# EXERCISE TASK
Give the number of lines containing the word "Products", and nothing else.

Stored data

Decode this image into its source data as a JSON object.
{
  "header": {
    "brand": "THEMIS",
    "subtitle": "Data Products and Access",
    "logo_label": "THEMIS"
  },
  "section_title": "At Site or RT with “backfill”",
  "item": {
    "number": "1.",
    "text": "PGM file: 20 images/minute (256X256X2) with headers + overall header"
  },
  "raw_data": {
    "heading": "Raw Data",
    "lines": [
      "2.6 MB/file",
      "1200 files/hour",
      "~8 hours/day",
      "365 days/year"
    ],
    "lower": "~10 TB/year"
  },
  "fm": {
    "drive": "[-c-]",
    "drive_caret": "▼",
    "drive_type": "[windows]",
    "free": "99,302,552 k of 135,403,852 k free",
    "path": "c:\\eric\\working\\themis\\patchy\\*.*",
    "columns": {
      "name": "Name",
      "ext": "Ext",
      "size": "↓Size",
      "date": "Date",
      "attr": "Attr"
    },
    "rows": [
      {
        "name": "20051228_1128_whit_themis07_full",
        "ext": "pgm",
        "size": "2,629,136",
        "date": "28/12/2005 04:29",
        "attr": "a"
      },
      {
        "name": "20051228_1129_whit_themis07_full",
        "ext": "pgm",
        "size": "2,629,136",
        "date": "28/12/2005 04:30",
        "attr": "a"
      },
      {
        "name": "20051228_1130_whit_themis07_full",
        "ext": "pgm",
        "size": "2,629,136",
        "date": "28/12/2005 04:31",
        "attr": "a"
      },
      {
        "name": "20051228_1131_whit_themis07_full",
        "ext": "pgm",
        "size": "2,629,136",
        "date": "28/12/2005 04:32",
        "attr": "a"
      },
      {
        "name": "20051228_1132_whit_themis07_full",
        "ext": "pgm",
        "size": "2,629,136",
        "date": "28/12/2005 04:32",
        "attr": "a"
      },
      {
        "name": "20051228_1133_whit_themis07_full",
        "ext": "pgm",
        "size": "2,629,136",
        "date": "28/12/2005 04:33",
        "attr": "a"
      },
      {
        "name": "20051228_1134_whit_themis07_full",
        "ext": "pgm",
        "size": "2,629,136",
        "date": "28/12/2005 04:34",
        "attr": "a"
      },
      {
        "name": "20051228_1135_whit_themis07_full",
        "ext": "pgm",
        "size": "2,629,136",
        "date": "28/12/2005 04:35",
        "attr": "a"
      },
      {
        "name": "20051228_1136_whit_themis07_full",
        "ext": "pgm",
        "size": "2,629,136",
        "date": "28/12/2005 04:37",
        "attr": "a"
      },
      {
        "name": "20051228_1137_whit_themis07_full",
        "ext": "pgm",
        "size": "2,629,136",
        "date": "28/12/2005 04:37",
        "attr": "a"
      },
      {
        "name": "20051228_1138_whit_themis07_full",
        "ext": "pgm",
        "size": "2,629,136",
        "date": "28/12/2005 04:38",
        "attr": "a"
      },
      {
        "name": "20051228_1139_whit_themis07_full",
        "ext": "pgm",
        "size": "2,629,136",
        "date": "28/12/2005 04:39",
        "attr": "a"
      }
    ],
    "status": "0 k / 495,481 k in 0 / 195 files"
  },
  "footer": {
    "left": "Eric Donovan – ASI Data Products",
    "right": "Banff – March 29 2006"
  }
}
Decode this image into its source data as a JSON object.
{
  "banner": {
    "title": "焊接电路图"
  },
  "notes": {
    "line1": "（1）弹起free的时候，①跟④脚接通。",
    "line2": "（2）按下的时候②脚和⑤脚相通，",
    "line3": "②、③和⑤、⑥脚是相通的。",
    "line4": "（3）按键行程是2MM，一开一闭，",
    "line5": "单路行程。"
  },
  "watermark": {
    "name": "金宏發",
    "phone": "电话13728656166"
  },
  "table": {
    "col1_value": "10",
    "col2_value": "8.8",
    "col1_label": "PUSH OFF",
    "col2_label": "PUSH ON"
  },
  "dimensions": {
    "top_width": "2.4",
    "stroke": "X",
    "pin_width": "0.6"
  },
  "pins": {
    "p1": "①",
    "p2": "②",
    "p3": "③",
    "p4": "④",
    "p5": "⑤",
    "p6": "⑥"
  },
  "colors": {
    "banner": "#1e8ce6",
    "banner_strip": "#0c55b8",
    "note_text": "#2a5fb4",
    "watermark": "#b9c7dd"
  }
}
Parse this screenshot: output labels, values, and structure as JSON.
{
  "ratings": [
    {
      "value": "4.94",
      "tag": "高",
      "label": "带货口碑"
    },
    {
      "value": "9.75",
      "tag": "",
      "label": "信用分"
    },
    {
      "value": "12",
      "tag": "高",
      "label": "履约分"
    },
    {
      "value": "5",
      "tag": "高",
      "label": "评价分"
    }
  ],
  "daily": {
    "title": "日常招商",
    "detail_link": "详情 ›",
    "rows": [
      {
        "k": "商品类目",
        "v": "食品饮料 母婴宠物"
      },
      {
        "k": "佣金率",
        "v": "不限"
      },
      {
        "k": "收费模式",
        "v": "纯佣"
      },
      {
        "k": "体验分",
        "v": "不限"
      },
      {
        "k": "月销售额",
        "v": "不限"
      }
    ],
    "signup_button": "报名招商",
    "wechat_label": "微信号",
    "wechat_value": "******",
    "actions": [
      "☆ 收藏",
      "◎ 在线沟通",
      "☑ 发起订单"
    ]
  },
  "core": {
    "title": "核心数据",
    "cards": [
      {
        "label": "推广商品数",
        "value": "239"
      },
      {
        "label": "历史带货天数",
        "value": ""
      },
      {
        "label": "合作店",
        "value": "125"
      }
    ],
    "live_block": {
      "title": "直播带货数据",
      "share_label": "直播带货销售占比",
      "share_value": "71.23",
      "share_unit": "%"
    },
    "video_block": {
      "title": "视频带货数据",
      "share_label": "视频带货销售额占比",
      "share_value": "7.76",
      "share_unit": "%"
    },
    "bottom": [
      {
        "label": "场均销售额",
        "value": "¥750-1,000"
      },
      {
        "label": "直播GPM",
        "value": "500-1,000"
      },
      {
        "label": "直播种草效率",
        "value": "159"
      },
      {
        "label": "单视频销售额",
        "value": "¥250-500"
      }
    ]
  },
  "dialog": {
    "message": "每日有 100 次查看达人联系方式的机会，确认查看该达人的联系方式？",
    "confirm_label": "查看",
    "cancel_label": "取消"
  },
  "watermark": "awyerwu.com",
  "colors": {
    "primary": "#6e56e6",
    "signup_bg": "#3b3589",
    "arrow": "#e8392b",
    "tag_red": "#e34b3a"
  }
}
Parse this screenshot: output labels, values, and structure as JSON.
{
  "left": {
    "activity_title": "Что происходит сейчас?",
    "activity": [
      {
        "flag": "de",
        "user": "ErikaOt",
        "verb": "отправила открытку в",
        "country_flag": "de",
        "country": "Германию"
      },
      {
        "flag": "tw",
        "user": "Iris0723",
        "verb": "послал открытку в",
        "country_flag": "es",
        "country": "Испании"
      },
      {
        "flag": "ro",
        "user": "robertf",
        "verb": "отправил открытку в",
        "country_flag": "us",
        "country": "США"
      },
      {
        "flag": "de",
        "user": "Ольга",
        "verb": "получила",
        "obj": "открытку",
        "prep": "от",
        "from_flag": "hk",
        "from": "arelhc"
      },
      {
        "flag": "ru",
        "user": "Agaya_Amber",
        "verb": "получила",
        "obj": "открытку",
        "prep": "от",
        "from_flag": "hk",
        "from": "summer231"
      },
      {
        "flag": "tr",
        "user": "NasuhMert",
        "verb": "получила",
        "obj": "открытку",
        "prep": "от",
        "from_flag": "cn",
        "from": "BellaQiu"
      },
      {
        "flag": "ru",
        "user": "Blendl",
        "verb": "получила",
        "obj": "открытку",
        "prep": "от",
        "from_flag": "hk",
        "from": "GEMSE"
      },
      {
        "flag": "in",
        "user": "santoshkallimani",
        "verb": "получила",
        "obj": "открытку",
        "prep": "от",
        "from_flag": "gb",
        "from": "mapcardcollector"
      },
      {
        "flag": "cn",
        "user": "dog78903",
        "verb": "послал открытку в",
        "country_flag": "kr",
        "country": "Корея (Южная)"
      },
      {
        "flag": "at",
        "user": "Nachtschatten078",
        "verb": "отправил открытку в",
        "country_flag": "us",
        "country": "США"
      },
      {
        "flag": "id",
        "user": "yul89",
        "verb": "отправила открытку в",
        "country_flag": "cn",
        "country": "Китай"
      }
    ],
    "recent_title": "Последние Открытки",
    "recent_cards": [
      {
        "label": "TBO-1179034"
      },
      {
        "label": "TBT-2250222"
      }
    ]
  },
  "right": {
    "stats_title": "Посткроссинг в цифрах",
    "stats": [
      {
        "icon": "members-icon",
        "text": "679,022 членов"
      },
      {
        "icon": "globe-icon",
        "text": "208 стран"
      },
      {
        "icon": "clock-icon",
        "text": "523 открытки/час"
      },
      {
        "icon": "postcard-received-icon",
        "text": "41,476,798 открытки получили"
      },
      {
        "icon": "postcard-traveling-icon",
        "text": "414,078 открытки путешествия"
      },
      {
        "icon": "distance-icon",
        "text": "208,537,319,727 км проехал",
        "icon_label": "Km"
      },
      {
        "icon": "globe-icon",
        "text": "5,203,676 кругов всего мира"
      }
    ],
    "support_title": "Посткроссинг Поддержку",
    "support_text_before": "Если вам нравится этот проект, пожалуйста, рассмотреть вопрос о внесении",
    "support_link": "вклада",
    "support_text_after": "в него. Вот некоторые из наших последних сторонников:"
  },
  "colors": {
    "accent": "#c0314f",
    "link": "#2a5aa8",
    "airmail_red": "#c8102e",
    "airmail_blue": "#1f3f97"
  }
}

# FULL SOLUTION
2